Written problem - Copy the rows between the one containing "bottom-navigation: Start Ticker" and the one containing "home-icon [95,1825,139,1871]", inclusive, without changing anything.

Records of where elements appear
■ ■ ■ ■ ■

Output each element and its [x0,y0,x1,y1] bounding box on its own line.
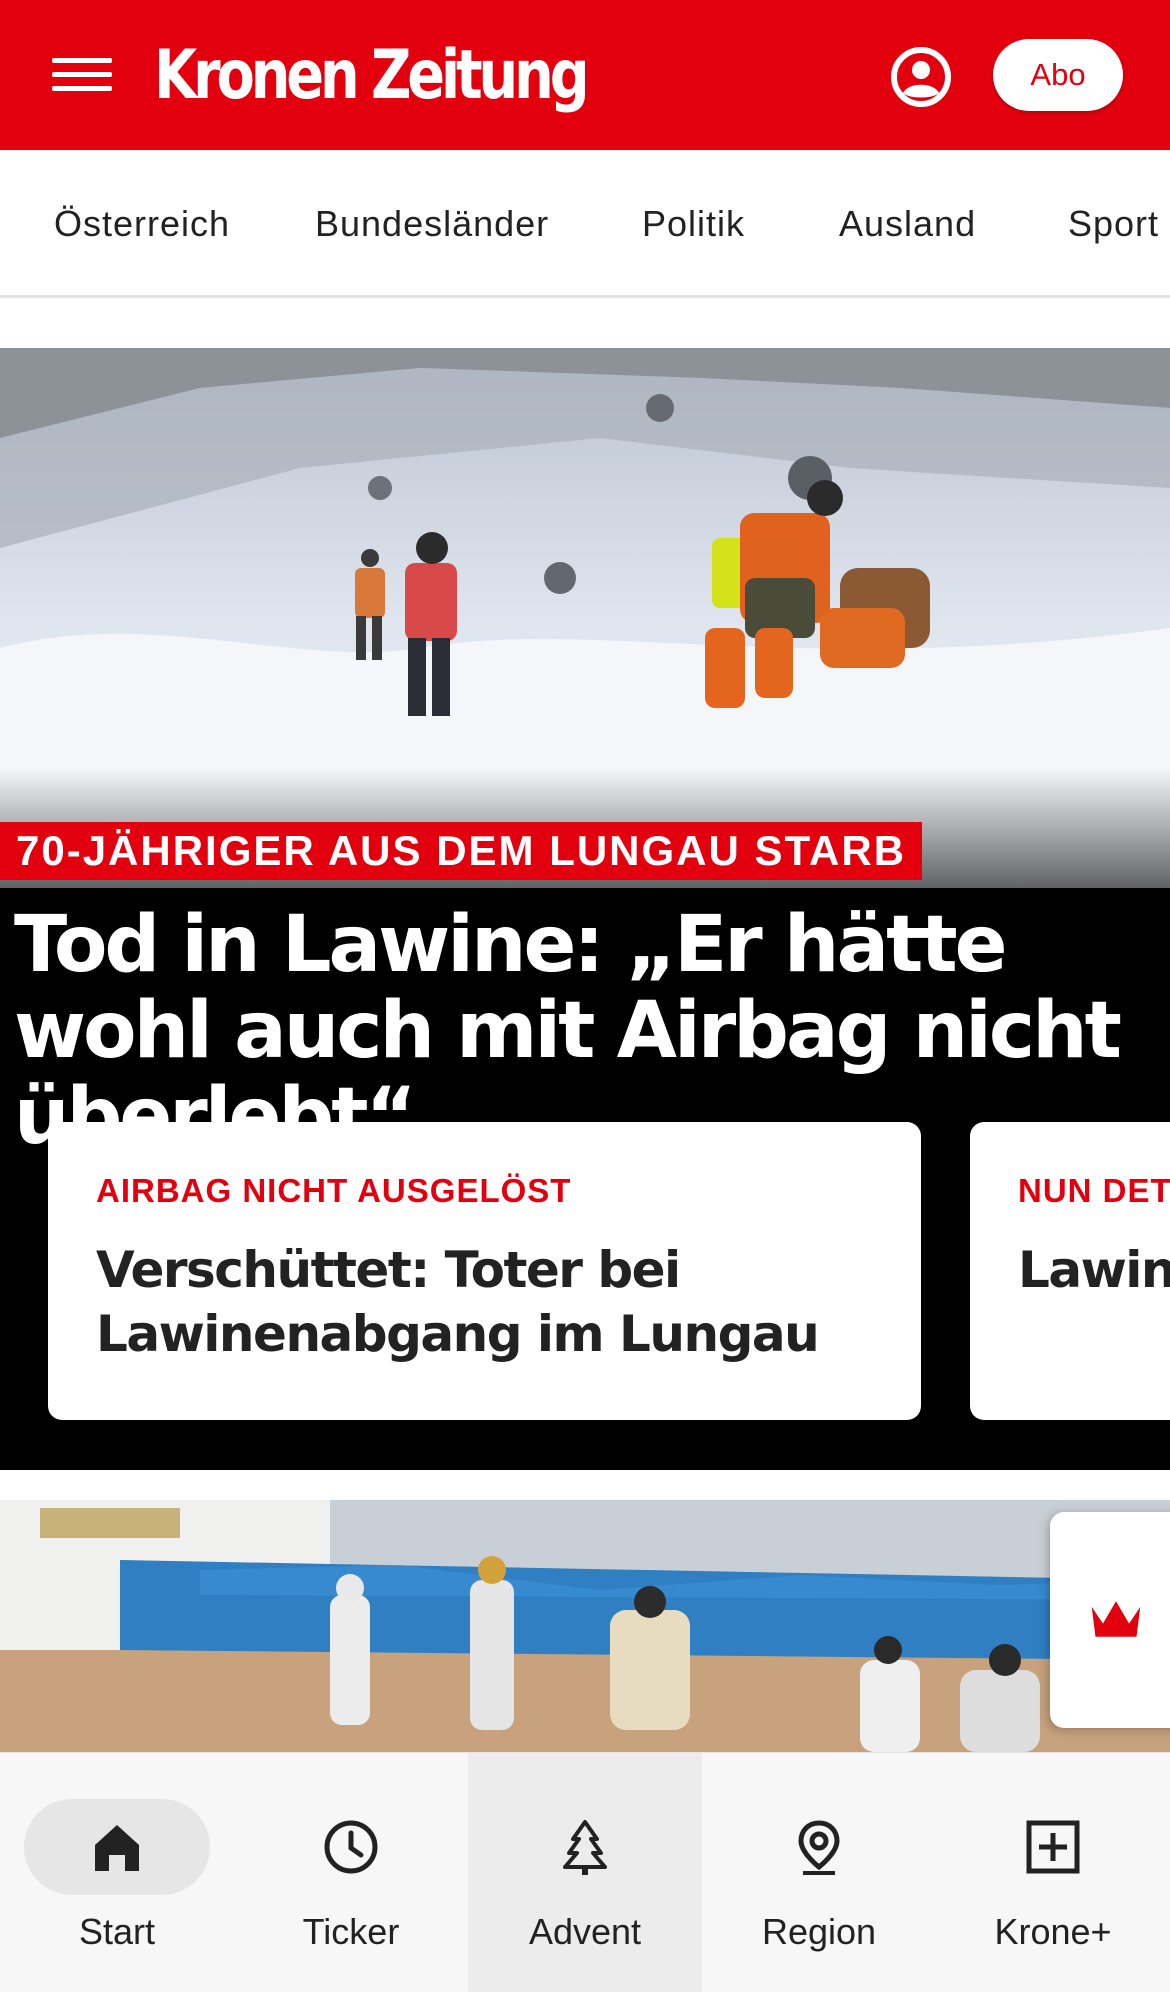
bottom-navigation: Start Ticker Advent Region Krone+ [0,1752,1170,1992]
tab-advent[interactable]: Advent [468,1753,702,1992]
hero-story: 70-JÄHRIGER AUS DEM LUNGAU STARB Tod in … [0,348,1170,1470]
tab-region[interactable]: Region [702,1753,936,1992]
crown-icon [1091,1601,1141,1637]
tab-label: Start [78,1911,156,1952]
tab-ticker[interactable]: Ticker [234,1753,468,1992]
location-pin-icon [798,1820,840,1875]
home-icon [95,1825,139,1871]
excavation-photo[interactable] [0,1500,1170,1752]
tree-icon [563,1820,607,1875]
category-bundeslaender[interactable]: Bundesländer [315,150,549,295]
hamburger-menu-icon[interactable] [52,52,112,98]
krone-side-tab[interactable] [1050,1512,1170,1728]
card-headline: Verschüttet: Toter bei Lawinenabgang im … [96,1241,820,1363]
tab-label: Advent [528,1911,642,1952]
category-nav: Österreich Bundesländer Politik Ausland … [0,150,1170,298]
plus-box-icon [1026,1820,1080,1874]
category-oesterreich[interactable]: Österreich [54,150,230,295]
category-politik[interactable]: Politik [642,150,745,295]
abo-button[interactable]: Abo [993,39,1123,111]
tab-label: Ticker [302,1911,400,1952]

■ ■ ■ ■ ■

Reply to the task -
bottom-navigation: Start Ticker Advent Region Krone+ [0,1752,1170,1992]
tab-advent[interactable]: Advent [468,1753,702,1992]
hero-story: 70-JÄHRIGER AUS DEM LUNGAU STARB Tod in … [0,348,1170,1470]
tab-region[interactable]: Region [702,1753,936,1992]
crown-icon [1091,1601,1141,1637]
tab-label: Start [78,1911,156,1952]
tab-ticker[interactable]: Ticker [234,1753,468,1992]
location-pin-icon [798,1820,840,1875]
home-icon [95,1825,139,1871]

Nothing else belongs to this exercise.